Set exercise:
Find each line with the string "diseñado" and copy it.

____

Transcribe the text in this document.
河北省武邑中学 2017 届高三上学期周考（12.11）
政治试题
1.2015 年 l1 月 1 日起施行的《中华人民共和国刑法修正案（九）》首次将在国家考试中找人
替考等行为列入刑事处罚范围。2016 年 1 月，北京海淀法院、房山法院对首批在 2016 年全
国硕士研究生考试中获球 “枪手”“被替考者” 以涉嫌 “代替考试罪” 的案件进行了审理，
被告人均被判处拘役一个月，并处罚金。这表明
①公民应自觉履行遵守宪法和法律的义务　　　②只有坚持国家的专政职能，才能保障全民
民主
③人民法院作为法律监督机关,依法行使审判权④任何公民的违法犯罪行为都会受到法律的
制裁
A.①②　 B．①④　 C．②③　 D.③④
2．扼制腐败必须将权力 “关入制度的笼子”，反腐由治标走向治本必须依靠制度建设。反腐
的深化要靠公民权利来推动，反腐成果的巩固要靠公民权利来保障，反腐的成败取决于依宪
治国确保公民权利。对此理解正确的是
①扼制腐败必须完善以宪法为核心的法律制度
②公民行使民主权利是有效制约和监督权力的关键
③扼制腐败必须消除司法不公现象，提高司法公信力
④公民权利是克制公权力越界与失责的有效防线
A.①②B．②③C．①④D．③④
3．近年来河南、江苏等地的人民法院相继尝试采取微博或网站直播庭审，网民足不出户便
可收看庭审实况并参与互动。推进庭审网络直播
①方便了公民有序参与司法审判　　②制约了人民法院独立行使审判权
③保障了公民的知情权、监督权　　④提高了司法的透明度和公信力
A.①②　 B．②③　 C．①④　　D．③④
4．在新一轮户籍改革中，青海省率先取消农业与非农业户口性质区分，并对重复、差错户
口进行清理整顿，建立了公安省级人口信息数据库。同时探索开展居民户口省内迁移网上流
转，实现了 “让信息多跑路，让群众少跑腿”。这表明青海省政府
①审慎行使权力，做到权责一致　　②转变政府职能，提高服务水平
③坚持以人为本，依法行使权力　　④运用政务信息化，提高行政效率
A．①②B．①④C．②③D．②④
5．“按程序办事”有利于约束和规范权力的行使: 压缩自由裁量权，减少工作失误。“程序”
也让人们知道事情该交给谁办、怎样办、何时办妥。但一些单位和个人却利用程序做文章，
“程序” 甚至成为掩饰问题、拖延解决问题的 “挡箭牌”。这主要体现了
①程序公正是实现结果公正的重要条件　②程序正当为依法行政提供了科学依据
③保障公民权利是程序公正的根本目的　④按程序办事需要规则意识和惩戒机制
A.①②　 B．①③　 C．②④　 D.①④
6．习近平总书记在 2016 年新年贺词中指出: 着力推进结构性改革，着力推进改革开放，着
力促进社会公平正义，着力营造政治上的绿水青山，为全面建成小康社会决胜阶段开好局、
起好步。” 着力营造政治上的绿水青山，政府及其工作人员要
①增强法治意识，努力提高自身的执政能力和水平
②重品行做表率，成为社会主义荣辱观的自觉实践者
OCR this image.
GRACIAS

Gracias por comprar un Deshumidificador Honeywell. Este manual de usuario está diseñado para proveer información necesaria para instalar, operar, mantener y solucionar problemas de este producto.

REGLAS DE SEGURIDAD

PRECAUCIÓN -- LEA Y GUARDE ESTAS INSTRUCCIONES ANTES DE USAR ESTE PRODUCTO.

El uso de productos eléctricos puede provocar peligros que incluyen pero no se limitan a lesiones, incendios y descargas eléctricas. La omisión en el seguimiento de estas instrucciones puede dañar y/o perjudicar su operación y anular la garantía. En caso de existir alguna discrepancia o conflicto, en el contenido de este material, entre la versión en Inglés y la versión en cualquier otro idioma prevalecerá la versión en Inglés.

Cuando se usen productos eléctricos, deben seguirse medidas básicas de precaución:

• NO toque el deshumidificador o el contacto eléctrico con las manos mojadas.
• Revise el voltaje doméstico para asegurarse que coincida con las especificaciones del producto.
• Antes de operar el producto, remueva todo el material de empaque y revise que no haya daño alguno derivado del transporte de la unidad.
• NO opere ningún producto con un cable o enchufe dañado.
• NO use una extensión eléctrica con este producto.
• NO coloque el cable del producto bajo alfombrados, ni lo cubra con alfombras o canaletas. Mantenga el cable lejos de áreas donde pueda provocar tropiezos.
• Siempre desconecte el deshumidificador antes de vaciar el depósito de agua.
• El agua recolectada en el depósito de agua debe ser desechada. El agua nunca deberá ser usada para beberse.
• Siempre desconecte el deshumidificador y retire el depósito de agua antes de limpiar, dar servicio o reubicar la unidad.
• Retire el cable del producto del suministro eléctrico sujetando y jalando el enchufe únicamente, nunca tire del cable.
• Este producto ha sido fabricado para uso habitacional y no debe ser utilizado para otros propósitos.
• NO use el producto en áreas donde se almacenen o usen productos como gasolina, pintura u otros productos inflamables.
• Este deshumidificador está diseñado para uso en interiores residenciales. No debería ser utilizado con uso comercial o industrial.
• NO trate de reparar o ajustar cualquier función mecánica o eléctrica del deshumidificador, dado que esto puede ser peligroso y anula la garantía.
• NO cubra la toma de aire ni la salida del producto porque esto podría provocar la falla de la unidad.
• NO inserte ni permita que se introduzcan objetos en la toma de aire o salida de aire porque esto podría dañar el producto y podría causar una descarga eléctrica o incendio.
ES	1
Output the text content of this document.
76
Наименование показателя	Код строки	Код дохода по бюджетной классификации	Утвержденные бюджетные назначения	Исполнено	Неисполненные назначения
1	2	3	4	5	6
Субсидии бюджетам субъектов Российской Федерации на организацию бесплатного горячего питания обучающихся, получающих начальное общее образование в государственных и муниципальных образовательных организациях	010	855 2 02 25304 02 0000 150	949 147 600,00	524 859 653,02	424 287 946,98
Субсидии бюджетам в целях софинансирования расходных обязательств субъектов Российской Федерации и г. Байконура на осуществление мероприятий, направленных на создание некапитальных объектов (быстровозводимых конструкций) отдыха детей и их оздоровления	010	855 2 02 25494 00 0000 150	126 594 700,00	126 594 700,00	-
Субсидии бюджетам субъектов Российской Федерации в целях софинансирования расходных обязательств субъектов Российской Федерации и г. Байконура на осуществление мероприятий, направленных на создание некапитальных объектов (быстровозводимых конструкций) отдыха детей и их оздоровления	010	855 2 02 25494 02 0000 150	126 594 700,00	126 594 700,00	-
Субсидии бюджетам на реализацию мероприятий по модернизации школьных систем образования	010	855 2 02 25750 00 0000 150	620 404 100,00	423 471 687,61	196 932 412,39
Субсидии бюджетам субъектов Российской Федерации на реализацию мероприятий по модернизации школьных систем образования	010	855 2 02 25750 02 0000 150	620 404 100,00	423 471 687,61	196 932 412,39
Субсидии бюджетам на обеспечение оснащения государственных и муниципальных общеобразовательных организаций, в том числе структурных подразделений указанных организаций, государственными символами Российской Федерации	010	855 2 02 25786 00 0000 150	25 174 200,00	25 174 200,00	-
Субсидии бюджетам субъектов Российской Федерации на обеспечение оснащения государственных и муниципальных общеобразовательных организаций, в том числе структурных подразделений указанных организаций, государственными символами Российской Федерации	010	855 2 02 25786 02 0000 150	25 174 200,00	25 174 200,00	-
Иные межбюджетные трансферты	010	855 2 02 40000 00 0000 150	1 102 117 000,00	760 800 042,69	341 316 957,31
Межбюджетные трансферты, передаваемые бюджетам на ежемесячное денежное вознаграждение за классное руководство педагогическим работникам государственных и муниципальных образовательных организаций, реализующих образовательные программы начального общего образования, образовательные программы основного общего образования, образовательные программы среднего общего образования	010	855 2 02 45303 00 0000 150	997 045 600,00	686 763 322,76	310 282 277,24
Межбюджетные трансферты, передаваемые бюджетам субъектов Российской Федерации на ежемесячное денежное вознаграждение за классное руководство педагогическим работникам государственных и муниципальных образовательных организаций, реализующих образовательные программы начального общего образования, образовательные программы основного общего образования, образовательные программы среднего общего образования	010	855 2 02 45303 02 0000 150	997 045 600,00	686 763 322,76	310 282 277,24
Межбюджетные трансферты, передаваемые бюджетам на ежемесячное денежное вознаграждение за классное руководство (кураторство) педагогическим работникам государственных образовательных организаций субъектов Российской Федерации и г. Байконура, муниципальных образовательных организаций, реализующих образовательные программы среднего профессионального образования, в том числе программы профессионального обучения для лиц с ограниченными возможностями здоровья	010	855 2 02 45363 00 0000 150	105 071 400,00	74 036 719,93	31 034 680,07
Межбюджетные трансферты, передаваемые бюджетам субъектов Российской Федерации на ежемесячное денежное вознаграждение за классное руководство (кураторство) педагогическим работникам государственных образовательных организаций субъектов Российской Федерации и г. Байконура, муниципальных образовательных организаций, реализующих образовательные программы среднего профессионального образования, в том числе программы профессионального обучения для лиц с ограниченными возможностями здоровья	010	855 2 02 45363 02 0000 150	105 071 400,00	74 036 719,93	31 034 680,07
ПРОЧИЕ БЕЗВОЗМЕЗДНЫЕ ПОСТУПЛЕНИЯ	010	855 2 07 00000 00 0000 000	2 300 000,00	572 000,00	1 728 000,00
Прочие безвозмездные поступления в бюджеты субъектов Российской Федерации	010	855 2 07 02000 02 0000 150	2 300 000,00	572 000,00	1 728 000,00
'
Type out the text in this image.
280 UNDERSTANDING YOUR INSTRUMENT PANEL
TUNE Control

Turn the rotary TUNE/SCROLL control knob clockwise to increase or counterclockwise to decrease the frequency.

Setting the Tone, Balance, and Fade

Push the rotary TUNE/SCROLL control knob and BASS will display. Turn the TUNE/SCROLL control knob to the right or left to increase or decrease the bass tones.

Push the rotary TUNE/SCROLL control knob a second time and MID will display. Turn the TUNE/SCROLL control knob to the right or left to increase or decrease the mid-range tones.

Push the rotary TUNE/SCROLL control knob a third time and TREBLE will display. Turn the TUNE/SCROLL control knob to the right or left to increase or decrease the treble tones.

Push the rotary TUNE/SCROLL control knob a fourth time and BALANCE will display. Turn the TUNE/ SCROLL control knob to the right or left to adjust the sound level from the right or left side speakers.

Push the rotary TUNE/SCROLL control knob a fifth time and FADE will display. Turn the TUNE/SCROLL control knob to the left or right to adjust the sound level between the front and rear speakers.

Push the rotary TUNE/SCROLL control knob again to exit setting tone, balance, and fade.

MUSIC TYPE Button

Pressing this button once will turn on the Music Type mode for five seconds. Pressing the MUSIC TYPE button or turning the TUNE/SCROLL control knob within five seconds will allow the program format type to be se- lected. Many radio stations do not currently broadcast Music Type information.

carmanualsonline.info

____

Correct output:
Gracias por comprar un Deshumidificador Honeywell. Este manual de usuario está diseñado para proveer información necesaria para instalar, operar, mantener y solucionar problemas de este producto.
• Este deshumidificador está diseñado para uso en interiores residenciales. No debería ser utilizado con uso comercial o industrial.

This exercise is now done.